*TASK TO COMPLETE*. Please pull out every line that includes the string "dalej".

*Raw records*.
________________________________________
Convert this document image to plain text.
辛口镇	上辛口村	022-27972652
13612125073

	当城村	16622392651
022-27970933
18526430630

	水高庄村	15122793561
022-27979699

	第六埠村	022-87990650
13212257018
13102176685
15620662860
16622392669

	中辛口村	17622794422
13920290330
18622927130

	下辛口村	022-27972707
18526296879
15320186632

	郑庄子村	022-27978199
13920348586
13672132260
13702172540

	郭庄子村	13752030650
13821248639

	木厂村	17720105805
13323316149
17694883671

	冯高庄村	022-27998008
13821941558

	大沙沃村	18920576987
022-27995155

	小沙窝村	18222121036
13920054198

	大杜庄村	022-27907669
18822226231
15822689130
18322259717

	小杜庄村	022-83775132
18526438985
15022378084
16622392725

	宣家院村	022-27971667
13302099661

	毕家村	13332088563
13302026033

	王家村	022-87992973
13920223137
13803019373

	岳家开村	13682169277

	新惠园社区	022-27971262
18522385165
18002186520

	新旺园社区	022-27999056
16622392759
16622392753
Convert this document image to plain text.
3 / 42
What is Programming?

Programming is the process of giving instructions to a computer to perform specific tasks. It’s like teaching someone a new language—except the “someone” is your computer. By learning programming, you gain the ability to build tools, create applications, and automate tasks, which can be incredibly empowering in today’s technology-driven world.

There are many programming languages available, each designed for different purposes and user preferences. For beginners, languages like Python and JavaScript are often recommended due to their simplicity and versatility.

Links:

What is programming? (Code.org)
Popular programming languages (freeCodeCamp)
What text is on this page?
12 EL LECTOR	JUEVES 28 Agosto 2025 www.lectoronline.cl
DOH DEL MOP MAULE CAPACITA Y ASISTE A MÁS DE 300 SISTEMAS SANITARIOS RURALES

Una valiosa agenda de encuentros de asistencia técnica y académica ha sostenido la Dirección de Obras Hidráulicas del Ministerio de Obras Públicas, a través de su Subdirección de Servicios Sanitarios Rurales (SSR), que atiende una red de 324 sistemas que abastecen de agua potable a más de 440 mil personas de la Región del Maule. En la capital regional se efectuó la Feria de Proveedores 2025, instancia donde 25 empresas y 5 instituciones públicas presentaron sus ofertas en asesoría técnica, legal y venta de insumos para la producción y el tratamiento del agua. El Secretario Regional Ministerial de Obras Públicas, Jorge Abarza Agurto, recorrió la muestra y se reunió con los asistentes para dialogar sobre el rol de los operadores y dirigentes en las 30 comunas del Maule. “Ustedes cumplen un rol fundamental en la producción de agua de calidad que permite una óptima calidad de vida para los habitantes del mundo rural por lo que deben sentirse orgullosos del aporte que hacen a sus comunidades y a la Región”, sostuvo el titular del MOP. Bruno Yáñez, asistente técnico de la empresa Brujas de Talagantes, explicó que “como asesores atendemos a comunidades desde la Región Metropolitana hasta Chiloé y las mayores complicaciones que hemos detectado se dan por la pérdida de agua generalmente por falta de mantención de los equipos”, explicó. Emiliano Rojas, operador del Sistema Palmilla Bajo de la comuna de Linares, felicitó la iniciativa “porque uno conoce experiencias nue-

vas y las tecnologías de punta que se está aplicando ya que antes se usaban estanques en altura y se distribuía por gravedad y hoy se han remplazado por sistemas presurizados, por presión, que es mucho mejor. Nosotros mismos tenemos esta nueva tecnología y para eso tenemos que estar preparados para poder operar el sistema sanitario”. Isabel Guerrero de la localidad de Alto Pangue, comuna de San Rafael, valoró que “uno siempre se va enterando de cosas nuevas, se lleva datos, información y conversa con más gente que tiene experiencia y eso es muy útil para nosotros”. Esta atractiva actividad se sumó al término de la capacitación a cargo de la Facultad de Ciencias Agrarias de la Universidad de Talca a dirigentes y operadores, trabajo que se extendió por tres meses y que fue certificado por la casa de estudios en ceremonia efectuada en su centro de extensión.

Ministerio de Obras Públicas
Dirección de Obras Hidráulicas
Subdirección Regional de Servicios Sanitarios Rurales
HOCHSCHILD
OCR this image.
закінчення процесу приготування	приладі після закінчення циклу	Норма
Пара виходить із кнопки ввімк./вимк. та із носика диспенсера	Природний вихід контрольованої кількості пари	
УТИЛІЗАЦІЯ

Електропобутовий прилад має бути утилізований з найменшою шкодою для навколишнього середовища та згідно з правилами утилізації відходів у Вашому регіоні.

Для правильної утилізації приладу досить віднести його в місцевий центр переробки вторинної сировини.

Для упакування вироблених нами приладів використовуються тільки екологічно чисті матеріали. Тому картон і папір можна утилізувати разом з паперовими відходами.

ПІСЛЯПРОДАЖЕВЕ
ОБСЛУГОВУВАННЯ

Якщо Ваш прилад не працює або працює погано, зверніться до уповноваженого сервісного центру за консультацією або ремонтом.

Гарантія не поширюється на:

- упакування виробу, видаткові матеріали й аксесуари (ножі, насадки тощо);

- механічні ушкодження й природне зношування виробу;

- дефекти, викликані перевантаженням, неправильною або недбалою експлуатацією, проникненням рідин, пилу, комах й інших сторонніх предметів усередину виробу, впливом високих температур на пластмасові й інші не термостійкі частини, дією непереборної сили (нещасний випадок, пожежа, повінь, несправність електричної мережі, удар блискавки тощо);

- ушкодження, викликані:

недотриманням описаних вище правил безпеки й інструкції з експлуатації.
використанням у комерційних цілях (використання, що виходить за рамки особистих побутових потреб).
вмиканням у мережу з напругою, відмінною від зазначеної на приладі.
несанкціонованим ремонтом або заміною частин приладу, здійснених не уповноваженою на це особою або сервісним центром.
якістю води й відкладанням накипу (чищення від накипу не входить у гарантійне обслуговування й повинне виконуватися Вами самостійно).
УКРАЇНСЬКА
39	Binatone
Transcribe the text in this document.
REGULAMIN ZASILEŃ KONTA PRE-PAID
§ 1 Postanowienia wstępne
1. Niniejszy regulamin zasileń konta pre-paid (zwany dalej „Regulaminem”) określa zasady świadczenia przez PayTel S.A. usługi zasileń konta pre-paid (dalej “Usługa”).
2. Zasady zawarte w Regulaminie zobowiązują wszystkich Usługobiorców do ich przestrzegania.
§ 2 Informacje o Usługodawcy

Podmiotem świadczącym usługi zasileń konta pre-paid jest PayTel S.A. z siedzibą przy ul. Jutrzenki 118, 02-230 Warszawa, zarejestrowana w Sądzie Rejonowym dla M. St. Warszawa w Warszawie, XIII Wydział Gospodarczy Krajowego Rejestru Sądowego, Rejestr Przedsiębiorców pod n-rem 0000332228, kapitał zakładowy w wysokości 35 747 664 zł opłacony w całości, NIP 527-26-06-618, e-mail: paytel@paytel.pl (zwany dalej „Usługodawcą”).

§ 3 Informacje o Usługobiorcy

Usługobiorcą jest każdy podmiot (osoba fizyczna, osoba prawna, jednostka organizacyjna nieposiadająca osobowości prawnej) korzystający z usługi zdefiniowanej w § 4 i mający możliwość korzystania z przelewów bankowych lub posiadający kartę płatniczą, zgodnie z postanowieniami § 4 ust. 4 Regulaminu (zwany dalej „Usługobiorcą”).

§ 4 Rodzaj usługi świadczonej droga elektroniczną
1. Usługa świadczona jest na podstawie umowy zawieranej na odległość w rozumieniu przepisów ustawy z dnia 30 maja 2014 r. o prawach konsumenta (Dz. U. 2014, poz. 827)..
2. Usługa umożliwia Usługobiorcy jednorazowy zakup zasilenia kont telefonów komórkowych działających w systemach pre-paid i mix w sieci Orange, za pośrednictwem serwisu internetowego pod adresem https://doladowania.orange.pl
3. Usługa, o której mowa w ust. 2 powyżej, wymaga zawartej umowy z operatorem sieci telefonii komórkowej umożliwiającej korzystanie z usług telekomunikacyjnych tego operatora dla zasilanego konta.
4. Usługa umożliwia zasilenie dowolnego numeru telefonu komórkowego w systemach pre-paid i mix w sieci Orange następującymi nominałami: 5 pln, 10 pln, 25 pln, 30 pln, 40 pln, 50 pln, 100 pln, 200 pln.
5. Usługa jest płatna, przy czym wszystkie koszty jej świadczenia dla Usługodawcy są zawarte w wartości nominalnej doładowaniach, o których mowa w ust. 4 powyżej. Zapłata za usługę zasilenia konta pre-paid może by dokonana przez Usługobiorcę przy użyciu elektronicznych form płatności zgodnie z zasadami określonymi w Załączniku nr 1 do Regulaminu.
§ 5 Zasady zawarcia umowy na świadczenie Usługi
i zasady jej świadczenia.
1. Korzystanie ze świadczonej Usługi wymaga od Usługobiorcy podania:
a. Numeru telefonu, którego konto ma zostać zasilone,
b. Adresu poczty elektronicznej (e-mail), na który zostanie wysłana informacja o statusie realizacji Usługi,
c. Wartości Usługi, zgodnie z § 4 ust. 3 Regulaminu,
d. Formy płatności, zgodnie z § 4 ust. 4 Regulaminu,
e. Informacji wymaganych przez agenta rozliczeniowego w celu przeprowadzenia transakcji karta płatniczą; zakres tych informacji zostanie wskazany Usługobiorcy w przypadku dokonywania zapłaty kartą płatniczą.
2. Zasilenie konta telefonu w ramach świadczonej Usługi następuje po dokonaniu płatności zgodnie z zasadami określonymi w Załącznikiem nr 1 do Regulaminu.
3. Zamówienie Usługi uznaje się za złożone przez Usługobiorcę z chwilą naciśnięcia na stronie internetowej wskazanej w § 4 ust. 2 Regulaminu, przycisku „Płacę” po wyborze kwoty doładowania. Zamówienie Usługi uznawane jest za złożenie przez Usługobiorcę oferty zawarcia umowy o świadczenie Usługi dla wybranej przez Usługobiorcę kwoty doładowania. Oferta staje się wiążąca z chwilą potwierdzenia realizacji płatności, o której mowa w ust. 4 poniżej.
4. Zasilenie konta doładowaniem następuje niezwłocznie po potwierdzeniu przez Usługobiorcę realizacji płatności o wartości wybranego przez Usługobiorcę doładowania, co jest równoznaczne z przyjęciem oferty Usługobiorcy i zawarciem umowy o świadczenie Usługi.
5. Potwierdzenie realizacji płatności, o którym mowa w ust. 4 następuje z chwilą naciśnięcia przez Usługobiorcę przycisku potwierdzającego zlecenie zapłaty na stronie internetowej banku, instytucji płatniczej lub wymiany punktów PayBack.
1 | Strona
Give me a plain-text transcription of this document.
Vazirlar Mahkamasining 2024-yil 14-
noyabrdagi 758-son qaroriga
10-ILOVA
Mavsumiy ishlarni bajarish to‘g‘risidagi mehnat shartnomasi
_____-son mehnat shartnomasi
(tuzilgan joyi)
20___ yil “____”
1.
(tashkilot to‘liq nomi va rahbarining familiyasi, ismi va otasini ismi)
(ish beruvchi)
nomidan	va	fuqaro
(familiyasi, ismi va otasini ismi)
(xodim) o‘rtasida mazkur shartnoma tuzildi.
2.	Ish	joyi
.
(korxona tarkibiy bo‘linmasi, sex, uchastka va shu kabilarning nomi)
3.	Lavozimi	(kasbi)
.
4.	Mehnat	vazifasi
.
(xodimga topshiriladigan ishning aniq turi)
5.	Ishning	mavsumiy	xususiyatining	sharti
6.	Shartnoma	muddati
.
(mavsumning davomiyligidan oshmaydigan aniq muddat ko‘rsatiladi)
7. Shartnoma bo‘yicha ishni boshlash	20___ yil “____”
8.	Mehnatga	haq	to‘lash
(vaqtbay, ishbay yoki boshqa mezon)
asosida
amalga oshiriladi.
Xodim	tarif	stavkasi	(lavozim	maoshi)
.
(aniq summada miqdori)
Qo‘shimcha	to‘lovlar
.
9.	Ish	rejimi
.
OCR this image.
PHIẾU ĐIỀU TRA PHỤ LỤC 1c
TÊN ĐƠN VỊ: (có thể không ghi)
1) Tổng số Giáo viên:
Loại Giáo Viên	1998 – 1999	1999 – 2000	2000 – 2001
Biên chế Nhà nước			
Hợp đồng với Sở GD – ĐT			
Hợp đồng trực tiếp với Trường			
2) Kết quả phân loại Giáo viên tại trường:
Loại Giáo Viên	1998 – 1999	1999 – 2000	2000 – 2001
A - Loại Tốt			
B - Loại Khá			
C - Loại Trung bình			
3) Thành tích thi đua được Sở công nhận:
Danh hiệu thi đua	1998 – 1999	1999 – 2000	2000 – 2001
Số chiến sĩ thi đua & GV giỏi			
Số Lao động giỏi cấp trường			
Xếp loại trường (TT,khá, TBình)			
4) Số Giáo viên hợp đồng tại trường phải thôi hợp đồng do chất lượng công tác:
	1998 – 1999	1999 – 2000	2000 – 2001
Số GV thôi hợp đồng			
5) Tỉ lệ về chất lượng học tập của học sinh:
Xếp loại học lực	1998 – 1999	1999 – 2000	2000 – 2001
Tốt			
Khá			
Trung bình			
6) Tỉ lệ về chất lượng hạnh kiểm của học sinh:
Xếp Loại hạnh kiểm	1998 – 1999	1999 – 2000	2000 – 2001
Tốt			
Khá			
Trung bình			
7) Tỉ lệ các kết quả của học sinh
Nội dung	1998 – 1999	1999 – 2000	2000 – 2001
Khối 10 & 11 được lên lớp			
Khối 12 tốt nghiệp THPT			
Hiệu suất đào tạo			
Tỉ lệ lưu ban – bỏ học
________________________________________
*OUTPUT BELOW*.
1. Niniejszy regulamin zasileń konta pre-paid (zwany dalej „Regulaminem”) określa zasady świadczenia przez PayTel S.A. usługi zasileń konta pre-paid (dalej “Usługa”).
Podmiotem świadczącym usługi zasileń konta pre-paid jest PayTel S.A. z siedzibą przy ul. Jutrzenki 118, 02-230 Warszawa, zarejestrowana w Sądzie Rejonowym dla M. St. Warszawa w Warszawie, XIII Wydział Gospodarczy Krajowego Rejestru Sądowego, Rejestr Przedsiębiorców pod n-rem 0000332228, kapitał zakładowy w wysokości 35 747 664 zł opłacony w całości, NIP 527-26-06-618, e-mail: paytel@paytel.pl (zwany dalej „Usługodawcą”).
Usługobiorcą jest każdy podmiot (osoba fizyczna, osoba prawna, jednostka organizacyjna nieposiadająca osobowości prawnej) korzystający z usługi zdefiniowanej w § 4 i mający możliwość korzystania z przelewów bankowych lub posiadający kartę płatniczą, zgodnie z postanowieniami § 4 ust. 4 Regulaminu (zwany dalej „Usługobiorcą”).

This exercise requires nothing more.